Brief - Print the following lines exactly as they appear in the material, without changing anything.

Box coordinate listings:
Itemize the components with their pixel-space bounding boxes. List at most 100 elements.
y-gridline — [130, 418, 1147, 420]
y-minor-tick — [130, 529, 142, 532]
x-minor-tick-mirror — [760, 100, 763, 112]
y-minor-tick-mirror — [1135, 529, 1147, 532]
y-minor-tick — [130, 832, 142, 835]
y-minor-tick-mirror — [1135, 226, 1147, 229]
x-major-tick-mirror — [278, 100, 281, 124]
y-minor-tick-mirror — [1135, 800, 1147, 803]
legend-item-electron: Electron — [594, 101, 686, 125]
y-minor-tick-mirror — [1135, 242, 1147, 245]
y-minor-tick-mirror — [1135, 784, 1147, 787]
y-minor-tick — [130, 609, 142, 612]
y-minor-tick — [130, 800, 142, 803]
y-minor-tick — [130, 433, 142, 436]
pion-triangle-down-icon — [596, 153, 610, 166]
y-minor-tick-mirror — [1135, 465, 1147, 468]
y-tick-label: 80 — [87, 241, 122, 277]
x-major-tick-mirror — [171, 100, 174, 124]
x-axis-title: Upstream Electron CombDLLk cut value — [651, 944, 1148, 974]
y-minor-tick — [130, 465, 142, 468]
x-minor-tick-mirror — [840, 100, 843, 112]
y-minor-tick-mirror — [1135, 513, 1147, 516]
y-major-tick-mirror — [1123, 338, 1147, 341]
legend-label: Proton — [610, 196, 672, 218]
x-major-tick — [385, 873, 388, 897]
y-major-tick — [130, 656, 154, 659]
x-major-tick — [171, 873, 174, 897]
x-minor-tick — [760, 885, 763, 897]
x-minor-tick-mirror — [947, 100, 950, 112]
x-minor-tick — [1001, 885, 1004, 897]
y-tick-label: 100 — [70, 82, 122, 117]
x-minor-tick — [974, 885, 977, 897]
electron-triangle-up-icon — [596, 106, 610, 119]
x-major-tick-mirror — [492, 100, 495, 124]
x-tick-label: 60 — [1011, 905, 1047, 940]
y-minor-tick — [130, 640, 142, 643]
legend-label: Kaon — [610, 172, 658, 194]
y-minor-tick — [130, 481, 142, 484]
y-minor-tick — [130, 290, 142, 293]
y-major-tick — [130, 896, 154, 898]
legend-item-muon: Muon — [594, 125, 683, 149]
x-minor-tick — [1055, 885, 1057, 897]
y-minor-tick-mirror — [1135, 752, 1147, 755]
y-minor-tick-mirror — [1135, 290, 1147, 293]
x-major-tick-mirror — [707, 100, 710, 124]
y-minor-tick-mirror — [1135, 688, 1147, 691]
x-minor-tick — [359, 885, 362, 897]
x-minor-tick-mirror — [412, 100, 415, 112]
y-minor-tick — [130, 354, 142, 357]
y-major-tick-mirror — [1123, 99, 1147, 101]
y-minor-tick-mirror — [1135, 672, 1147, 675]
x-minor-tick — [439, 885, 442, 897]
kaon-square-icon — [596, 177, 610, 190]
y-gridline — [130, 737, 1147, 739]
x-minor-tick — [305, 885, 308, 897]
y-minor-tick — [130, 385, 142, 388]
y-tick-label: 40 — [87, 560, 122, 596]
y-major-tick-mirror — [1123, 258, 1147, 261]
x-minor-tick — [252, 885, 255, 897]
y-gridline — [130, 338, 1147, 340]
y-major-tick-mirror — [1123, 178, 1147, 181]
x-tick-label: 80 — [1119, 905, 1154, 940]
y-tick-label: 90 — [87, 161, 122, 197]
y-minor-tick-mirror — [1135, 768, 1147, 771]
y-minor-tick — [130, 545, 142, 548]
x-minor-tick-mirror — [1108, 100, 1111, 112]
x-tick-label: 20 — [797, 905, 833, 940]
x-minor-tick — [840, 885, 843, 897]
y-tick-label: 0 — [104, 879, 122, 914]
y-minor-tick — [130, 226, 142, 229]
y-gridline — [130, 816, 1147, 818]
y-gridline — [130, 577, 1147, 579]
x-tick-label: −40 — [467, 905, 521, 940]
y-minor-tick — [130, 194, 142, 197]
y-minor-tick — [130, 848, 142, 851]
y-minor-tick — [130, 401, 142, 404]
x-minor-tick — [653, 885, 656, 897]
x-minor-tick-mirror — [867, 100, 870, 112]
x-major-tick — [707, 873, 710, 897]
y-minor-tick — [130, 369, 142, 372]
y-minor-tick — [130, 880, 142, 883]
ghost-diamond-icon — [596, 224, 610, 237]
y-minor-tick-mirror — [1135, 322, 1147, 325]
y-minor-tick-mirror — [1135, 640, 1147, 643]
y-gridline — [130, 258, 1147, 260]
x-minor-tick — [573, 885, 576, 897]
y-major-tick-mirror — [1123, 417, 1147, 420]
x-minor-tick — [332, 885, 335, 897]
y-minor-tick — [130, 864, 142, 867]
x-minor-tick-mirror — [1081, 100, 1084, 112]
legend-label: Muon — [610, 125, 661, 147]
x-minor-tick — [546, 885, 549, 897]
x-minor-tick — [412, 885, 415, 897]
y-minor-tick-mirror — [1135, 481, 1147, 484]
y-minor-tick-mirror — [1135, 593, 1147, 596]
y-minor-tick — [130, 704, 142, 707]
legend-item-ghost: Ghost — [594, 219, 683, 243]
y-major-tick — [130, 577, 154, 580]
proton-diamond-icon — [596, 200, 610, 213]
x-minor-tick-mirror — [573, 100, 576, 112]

Solution to the problem -
Itemize the components with their pixel-space bounding boxes. List at most 100 elements.
y-gridline — [130, 418, 1147, 420]
y-minor-tick — [130, 529, 142, 532]
x-minor-tick-mirror — [760, 100, 763, 112]
y-minor-tick-mirror — [1135, 529, 1147, 532]
y-minor-tick — [130, 832, 142, 835]
y-minor-tick-mirror — [1135, 226, 1147, 229]
x-major-tick-mirror — [278, 100, 281, 124]
y-minor-tick-mirror — [1135, 800, 1147, 803]
legend-item-electron: Electron — [594, 101, 686, 125]
y-minor-tick-mirror — [1135, 242, 1147, 245]
y-minor-tick-mirror — [1135, 784, 1147, 787]
y-minor-tick — [130, 609, 142, 612]
y-minor-tick — [130, 800, 142, 803]
y-minor-tick — [130, 433, 142, 436]
pion-triangle-down-icon — [596, 153, 610, 166]
y-minor-tick-mirror — [1135, 465, 1147, 468]
y-tick-label: 80 — [87, 241, 122, 277]
x-major-tick-mirror — [171, 100, 174, 124]
x-axis-title: Upstream Electron CombDLLk cut value — [651, 944, 1148, 974]
y-minor-tick — [130, 465, 142, 468]
x-minor-tick-mirror — [840, 100, 843, 112]
y-minor-tick-mirror — [1135, 513, 1147, 516]
y-major-tick-mirror — [1123, 338, 1147, 341]
legend-label: Proton — [610, 196, 672, 218]
x-major-tick — [385, 873, 388, 897]
y-major-tick — [130, 656, 154, 659]
x-major-tick — [171, 873, 174, 897]
x-minor-tick — [760, 885, 763, 897]
x-minor-tick-mirror — [947, 100, 950, 112]
x-minor-tick — [1001, 885, 1004, 897]
y-tick-label: 100 — [70, 82, 122, 117]
x-minor-tick — [974, 885, 977, 897]
electron-triangle-up-icon — [596, 106, 610, 119]
x-major-tick-mirror — [492, 100, 495, 124]
x-tick-label: 60 — [1011, 905, 1047, 940]
y-minor-tick — [130, 640, 142, 643]
legend-label: Kaon — [610, 172, 658, 194]
y-minor-tick — [130, 481, 142, 484]
y-minor-tick — [130, 290, 142, 293]
y-major-tick — [130, 896, 154, 898]
legend-item-muon: Muon — [594, 125, 683, 149]
x-minor-tick — [1055, 885, 1057, 897]
y-minor-tick-mirror — [1135, 752, 1147, 755]
y-minor-tick-mirror — [1135, 290, 1147, 293]
x-major-tick-mirror — [707, 100, 710, 124]
y-minor-tick-mirror — [1135, 688, 1147, 691]
x-minor-tick — [359, 885, 362, 897]
x-minor-tick-mirror — [412, 100, 415, 112]
y-minor-tick — [130, 354, 142, 357]
y-major-tick-mirror — [1123, 99, 1147, 101]
y-minor-tick-mirror — [1135, 672, 1147, 675]
x-minor-tick — [439, 885, 442, 897]
kaon-square-icon — [596, 177, 610, 190]
y-gridline — [130, 737, 1147, 739]
x-minor-tick — [305, 885, 308, 897]
y-minor-tick — [130, 385, 142, 388]
y-tick-label: 40 — [87, 560, 122, 596]
y-major-tick-mirror — [1123, 258, 1147, 261]
x-minor-tick — [252, 885, 255, 897]
y-gridline — [130, 338, 1147, 340]
y-major-tick-mirror — [1123, 178, 1147, 181]
x-tick-label: 80 — [1119, 905, 1154, 940]
y-tick-label: 90 — [87, 161, 122, 197]
y-minor-tick-mirror — [1135, 768, 1147, 771]
y-minor-tick — [130, 545, 142, 548]
x-minor-tick-mirror — [1108, 100, 1111, 112]
x-tick-label: 20 — [797, 905, 833, 940]
x-minor-tick — [840, 885, 843, 897]
y-tick-label: 0 — [104, 879, 122, 914]
y-minor-tick — [130, 226, 142, 229]
y-gridline — [130, 816, 1147, 818]
y-gridline — [130, 577, 1147, 579]
x-tick-label: −40 — [467, 905, 521, 940]
y-minor-tick — [130, 194, 142, 197]
y-minor-tick — [130, 848, 142, 851]
y-minor-tick — [130, 401, 142, 404]
x-minor-tick — [653, 885, 656, 897]
x-minor-tick-mirror — [867, 100, 870, 112]
x-major-tick — [707, 873, 710, 897]
y-minor-tick — [130, 369, 142, 372]
y-minor-tick — [130, 880, 142, 883]
ghost-diamond-icon — [596, 224, 610, 237]
y-minor-tick-mirror — [1135, 322, 1147, 325]
y-minor-tick-mirror — [1135, 640, 1147, 643]
y-gridline — [130, 258, 1147, 260]
x-minor-tick — [573, 885, 576, 897]
y-major-tick-mirror — [1123, 417, 1147, 420]
x-minor-tick — [332, 885, 335, 897]
y-minor-tick — [130, 864, 142, 867]
x-minor-tick-mirror — [1081, 100, 1084, 112]
legend-label: Muon — [610, 125, 661, 147]
x-minor-tick — [546, 885, 549, 897]
x-minor-tick — [412, 885, 415, 897]
y-minor-tick-mirror — [1135, 481, 1147, 484]
y-minor-tick-mirror — [1135, 593, 1147, 596]
y-minor-tick — [130, 704, 142, 707]
legend-item-ghost: Ghost — [594, 219, 683, 243]
y-major-tick — [130, 577, 154, 580]
proton-diamond-icon — [596, 200, 610, 213]
x-minor-tick-mirror — [573, 100, 576, 112]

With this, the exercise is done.